WRITTEN TASK >> What is the number of lines in these entries that contain "name"? State it alone.

PROVIDED MATERIAL >>
[BEGIN]

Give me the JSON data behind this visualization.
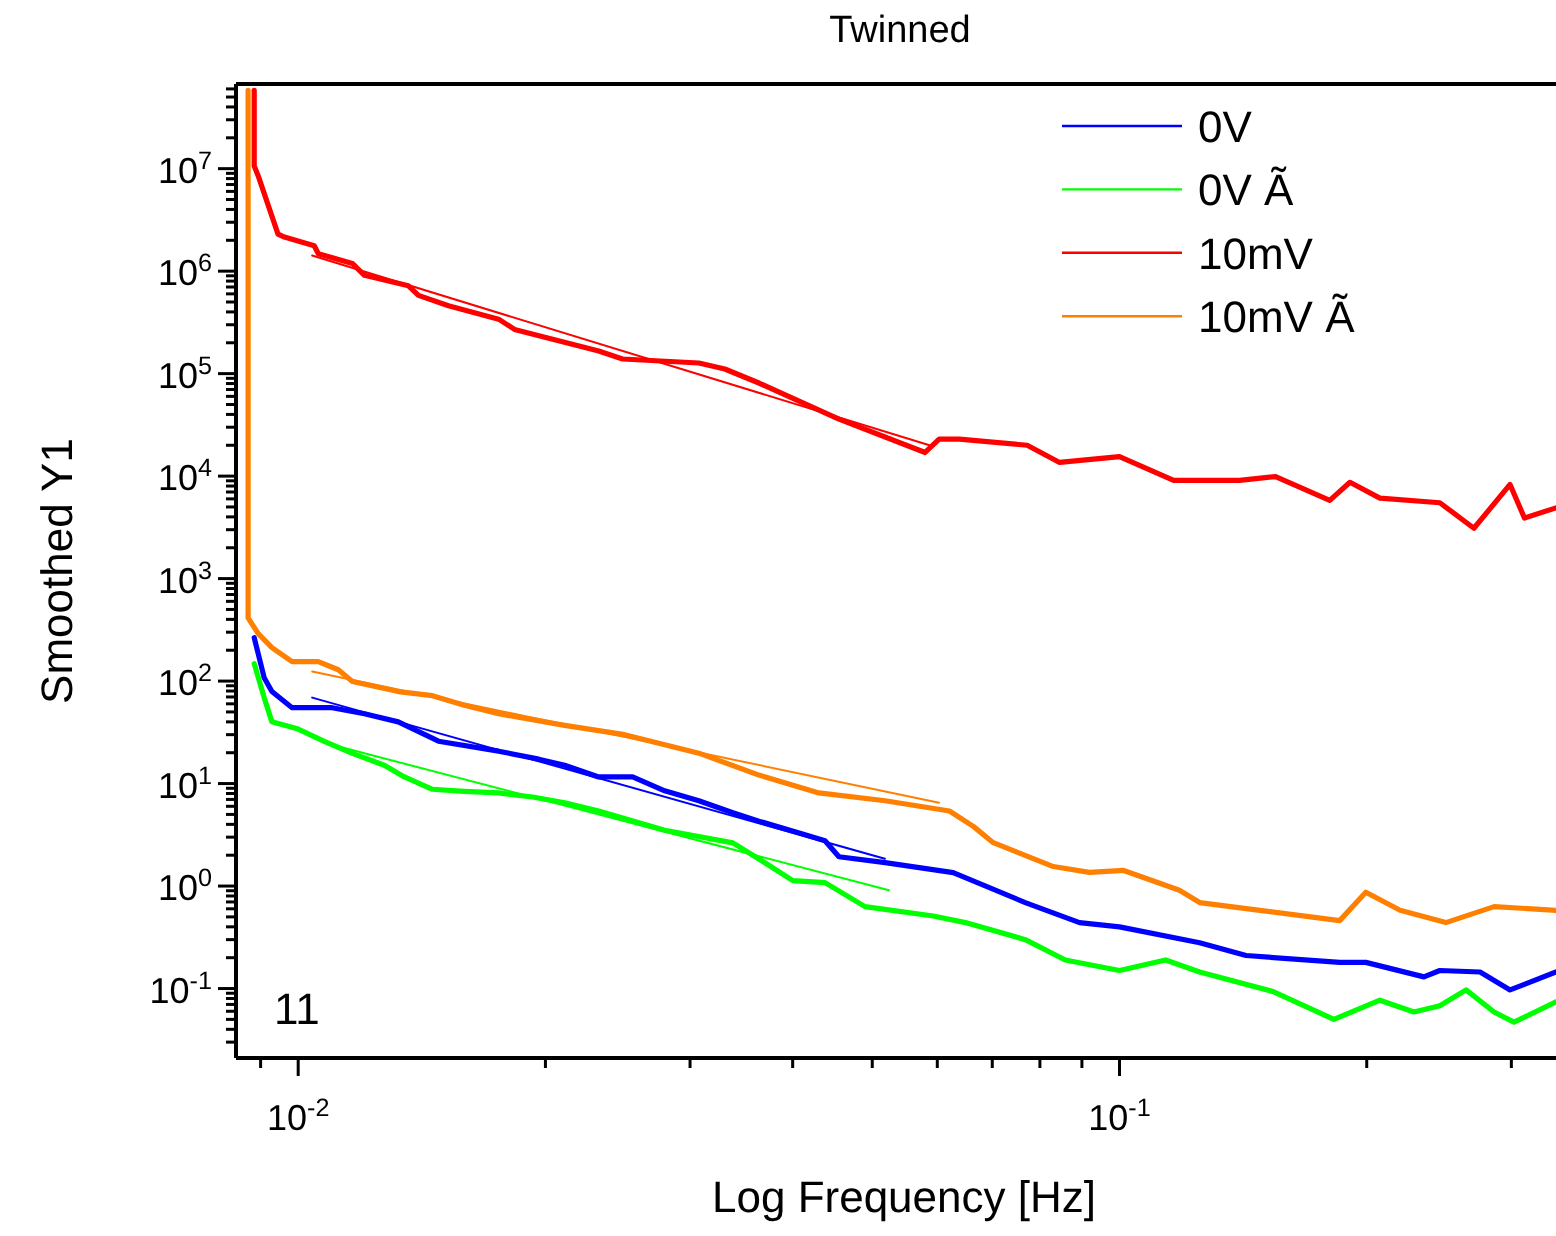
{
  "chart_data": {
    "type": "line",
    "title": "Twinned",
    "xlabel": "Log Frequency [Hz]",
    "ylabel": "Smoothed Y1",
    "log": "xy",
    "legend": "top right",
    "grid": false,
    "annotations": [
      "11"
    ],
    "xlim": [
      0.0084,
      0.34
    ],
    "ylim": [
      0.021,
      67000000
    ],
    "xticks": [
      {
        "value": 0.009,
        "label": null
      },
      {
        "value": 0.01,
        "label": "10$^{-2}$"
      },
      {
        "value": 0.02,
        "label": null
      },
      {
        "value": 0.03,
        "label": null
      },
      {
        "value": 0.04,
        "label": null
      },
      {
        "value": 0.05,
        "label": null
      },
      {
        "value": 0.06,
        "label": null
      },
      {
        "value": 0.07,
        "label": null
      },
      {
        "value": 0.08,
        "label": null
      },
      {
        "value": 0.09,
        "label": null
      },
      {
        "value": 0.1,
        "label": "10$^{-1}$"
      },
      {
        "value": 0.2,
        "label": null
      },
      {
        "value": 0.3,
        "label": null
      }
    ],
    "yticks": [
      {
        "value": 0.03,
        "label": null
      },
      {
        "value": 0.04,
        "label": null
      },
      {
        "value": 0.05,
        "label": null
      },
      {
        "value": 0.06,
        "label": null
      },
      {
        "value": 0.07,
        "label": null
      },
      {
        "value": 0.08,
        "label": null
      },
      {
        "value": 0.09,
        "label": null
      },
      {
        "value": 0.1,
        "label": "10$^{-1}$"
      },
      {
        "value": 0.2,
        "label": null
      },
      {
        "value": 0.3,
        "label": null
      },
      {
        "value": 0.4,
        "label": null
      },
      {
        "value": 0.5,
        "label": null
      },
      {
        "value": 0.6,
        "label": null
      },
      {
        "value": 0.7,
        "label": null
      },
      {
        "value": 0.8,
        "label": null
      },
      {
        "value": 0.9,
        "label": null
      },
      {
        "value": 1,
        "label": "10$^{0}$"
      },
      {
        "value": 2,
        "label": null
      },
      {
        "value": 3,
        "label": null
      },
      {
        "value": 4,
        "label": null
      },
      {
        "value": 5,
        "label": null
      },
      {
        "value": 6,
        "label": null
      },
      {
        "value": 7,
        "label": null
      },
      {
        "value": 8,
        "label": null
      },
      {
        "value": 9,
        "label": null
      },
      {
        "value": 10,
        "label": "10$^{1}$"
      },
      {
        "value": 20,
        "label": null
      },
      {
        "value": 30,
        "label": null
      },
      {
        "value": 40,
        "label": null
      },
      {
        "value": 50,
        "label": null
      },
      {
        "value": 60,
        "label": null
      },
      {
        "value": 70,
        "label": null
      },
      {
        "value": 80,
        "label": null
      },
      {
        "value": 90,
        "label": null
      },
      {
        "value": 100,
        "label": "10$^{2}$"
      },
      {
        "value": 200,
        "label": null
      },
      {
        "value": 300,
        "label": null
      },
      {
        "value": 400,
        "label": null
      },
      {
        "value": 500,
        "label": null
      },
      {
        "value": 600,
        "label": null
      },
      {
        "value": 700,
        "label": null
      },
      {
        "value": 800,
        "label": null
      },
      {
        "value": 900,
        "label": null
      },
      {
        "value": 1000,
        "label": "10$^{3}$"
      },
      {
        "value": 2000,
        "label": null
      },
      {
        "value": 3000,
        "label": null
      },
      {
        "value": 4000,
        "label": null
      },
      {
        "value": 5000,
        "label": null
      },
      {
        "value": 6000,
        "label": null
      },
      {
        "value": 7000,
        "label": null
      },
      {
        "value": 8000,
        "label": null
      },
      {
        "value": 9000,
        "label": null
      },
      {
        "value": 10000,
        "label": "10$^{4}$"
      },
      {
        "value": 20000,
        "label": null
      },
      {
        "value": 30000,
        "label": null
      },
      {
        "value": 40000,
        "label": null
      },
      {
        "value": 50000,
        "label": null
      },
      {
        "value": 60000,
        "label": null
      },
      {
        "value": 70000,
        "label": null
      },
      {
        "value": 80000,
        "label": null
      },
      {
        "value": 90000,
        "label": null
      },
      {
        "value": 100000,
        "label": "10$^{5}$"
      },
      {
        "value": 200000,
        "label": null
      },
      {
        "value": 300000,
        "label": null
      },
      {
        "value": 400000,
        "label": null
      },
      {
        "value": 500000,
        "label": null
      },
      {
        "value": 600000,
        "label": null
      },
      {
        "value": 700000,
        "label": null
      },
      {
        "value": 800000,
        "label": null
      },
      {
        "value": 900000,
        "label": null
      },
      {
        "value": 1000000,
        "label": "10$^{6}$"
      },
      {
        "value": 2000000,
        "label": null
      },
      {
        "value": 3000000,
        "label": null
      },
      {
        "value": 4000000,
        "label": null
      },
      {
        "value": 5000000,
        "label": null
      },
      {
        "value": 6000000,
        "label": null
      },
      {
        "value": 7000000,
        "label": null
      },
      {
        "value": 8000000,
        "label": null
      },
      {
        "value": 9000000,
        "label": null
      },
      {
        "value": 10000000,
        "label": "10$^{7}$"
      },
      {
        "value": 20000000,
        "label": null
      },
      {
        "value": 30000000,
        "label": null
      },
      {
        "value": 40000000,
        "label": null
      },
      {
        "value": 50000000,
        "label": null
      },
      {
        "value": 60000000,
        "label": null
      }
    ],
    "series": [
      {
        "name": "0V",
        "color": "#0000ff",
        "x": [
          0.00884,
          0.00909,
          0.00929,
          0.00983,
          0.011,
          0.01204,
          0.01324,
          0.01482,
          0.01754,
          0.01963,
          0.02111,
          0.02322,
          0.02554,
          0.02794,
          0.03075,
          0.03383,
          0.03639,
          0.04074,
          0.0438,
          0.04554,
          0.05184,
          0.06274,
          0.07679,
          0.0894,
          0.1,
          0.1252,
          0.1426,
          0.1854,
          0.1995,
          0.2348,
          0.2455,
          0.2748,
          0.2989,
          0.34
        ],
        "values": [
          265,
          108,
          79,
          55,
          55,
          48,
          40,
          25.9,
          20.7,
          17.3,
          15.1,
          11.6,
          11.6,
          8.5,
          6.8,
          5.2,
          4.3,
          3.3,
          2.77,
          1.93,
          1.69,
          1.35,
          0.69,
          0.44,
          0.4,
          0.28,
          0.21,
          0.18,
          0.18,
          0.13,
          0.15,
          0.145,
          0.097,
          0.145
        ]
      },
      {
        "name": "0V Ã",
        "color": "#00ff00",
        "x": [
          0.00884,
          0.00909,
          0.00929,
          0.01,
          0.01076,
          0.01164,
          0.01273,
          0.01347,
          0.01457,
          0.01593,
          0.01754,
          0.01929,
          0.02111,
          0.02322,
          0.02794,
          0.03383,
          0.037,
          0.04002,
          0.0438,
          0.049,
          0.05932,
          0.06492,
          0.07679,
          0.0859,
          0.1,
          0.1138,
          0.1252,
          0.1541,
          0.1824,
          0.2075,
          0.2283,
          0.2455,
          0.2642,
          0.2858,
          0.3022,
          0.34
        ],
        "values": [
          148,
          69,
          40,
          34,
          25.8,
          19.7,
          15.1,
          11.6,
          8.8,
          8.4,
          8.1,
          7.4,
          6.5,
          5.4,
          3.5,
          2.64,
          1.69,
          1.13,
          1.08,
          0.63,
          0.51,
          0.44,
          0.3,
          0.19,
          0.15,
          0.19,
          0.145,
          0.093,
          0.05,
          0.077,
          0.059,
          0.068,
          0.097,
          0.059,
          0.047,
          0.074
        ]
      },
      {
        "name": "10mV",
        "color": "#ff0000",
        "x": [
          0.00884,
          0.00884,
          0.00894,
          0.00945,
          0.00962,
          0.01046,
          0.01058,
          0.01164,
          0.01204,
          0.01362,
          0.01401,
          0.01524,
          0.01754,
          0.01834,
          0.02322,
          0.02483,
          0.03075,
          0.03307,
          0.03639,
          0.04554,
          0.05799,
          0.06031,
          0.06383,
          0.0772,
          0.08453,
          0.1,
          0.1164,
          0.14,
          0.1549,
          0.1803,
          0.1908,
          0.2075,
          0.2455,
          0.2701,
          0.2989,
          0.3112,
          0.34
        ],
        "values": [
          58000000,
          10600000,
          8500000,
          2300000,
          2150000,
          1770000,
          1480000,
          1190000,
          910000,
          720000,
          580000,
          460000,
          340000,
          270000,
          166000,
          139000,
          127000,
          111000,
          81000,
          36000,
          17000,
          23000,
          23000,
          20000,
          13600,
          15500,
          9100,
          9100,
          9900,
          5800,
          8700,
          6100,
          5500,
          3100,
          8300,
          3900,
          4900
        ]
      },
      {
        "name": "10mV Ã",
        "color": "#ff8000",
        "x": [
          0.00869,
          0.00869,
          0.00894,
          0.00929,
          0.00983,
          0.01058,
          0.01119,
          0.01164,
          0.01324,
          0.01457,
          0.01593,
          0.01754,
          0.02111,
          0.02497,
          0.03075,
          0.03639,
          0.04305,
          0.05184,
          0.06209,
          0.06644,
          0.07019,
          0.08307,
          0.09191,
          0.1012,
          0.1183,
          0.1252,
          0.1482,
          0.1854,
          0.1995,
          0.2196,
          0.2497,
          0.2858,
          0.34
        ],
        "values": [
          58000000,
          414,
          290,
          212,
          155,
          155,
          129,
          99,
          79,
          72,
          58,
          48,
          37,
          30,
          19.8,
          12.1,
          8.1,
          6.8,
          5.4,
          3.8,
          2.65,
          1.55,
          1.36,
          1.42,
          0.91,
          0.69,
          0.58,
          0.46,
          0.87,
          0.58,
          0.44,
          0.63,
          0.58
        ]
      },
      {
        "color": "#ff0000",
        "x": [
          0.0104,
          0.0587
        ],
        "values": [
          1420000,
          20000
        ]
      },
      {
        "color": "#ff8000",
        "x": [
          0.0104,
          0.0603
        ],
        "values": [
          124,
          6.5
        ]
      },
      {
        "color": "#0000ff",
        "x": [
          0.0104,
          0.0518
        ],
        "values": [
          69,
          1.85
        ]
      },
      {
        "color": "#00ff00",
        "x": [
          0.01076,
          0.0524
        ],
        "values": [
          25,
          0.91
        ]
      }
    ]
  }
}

[END]

RESULT FOR THIS TASK >> 4